_DIRECTIONS FOR THIS TASK:_ Transcribe the records below exactly, leaving out any pictures.

Stored records:
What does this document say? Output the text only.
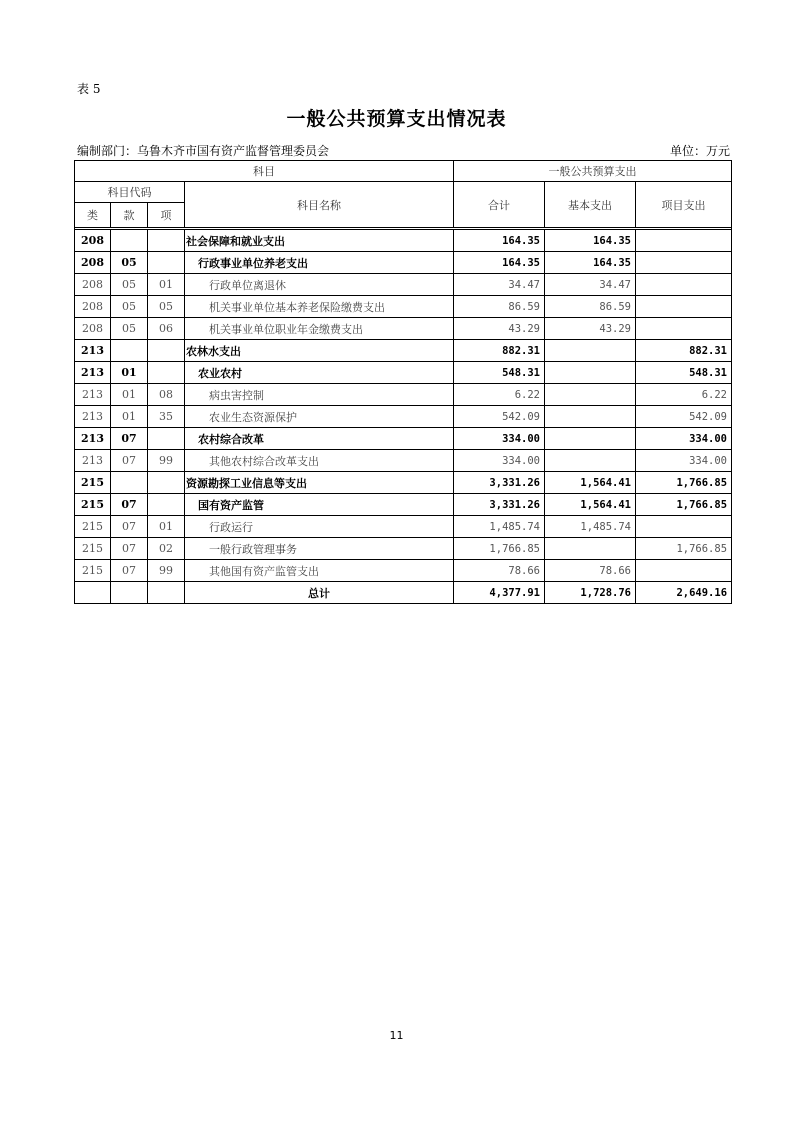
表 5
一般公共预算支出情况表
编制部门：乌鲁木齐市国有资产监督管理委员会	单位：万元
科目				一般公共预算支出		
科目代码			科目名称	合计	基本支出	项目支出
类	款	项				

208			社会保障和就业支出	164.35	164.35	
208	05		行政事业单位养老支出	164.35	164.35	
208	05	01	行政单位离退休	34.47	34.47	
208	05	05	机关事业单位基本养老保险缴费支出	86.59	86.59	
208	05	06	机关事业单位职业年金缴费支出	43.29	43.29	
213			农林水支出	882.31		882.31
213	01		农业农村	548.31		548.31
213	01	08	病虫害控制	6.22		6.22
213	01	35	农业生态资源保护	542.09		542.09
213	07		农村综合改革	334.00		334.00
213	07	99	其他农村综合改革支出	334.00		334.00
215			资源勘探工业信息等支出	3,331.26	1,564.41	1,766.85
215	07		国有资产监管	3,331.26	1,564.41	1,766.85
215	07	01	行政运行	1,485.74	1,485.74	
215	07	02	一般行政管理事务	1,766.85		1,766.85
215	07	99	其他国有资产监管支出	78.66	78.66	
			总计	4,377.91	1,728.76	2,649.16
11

_ANSWER TO THIS TASK:_
What does this document say? Output the text only.
表 5
一般公共预算支出情况表
编制部门：乌鲁木齐市国有资产监督管理委员会	单位：万元
科目				一般公共预算支出		
科目代码			科目名称	合计	基本支出	项目支出
类	款	项				

208			社会保障和就业支出	164.35	164.35	
208	05		行政事业单位养老支出	164.35	164.35	
208	05	01	行政单位离退休	34.47	34.47	
208	05	05	机关事业单位基本养老保险缴费支出	86.59	86.59	
208	05	06	机关事业单位职业年金缴费支出	43.29	43.29	
213			农林水支出	882.31		882.31
213	01		农业农村	548.31		548.31
213	01	08	病虫害控制	6.22		6.22
213	01	35	农业生态资源保护	542.09		542.09
213	07		农村综合改革	334.00		334.00
213	07	99	其他农村综合改革支出	334.00		334.00
215			资源勘探工业信息等支出	3,331.26	1,564.41	1,766.85
215	07		国有资产监管	3,331.26	1,564.41	1,766.85
215	07	01	行政运行	1,485.74	1,485.74	
215	07	02	一般行政管理事务	1,766.85		1,766.85
215	07	99	其他国有资产监管支出	78.66	78.66	
			总计	4,377.91	1,728.76	2,649.16
11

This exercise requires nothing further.